**The problem:** Reproduce all of the data exactly, with no line skipped.

Start of Material for this exercise

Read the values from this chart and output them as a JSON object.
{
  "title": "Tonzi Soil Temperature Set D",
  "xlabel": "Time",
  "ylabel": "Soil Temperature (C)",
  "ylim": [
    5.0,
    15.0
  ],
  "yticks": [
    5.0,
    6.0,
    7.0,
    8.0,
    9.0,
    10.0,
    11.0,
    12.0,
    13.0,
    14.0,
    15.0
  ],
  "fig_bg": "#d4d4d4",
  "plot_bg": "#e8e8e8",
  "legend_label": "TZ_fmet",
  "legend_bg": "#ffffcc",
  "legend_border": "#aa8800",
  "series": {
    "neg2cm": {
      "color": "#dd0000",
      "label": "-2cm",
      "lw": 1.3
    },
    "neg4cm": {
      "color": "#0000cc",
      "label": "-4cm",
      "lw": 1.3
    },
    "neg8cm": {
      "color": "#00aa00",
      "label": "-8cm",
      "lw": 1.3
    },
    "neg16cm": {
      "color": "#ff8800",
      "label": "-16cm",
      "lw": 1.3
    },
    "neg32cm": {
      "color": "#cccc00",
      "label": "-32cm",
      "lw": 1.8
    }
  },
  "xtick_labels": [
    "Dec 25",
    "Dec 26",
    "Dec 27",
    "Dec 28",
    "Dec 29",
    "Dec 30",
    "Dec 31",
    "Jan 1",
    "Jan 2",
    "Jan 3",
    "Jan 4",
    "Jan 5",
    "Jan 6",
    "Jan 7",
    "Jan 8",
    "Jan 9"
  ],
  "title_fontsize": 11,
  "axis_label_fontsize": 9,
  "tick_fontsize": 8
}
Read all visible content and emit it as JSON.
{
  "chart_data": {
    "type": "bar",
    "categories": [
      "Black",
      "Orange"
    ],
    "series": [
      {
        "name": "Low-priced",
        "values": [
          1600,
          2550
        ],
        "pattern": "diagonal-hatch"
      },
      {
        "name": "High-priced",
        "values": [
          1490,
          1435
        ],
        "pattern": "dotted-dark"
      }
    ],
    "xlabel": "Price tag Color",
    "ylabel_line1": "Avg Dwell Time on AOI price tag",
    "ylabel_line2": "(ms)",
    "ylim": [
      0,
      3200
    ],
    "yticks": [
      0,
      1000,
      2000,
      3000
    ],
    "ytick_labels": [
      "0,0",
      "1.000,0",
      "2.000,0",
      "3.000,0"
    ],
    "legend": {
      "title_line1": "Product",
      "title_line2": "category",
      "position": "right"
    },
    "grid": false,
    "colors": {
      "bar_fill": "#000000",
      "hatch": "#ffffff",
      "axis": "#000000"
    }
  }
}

End of Material for this exercise

**Exercise response:**
Read the values from this chart and output them as a JSON object.
{
  "title": "Tonzi Soil Temperature Set D",
  "xlabel": "Time",
  "ylabel": "Soil Temperature (C)",
  "ylim": [
    5.0,
    15.0
  ],
  "yticks": [
    5.0,
    6.0,
    7.0,
    8.0,
    9.0,
    10.0,
    11.0,
    12.0,
    13.0,
    14.0,
    15.0
  ],
  "fig_bg": "#d4d4d4",
  "plot_bg": "#e8e8e8",
  "legend_label": "TZ_fmet",
  "legend_bg": "#ffffcc",
  "legend_border": "#aa8800",
  "series": {
    "neg2cm": {
      "color": "#dd0000",
      "label": "-2cm",
      "lw": 1.3
    },
    "neg4cm": {
      "color": "#0000cc",
      "label": "-4cm",
      "lw": 1.3
    },
    "neg8cm": {
      "color": "#00aa00",
      "label": "-8cm",
      "lw": 1.3
    },
    "neg16cm": {
      "color": "#ff8800",
      "label": "-16cm",
      "lw": 1.3
    },
    "neg32cm": {
      "color": "#cccc00",
      "label": "-32cm",
      "lw": 1.8
    }
  },
  "xtick_labels": [
    "Dec 25",
    "Dec 26",
    "Dec 27",
    "Dec 28",
    "Dec 29",
    "Dec 30",
    "Dec 31",
    "Jan 1",
    "Jan 2",
    "Jan 3",
    "Jan 4",
    "Jan 5",
    "Jan 6",
    "Jan 7",
    "Jan 8",
    "Jan 9"
  ],
  "title_fontsize": 11,
  "axis_label_fontsize": 9,
  "tick_fontsize": 8
}
Read all visible content and emit it as JSON.
{
  "chart_data": {
    "type": "bar",
    "categories": [
      "Black",
      "Orange"
    ],
    "series": [
      {
        "name": "Low-priced",
        "values": [
          1600,
          2550
        ],
        "pattern": "diagonal-hatch"
      },
      {
        "name": "High-priced",
        "values": [
          1490,
          1435
        ],
        "pattern": "dotted-dark"
      }
    ],
    "xlabel": "Price tag Color",
    "ylabel_line1": "Avg Dwell Time on AOI price tag",
    "ylabel_line2": "(ms)",
    "ylim": [
      0,
      3200
    ],
    "yticks": [
      0,
      1000,
      2000,
      3000
    ],
    "ytick_labels": [
      "0,0",
      "1.000,0",
      "2.000,0",
      "3.000,0"
    ],
    "legend": {
      "title_line1": "Product",
      "title_line2": "category",
      "position": "right"
    },
    "grid": false,
    "colors": {
      "bar_fill": "#000000",
      "hatch": "#ffffff",
      "axis": "#000000"
    }
  }
}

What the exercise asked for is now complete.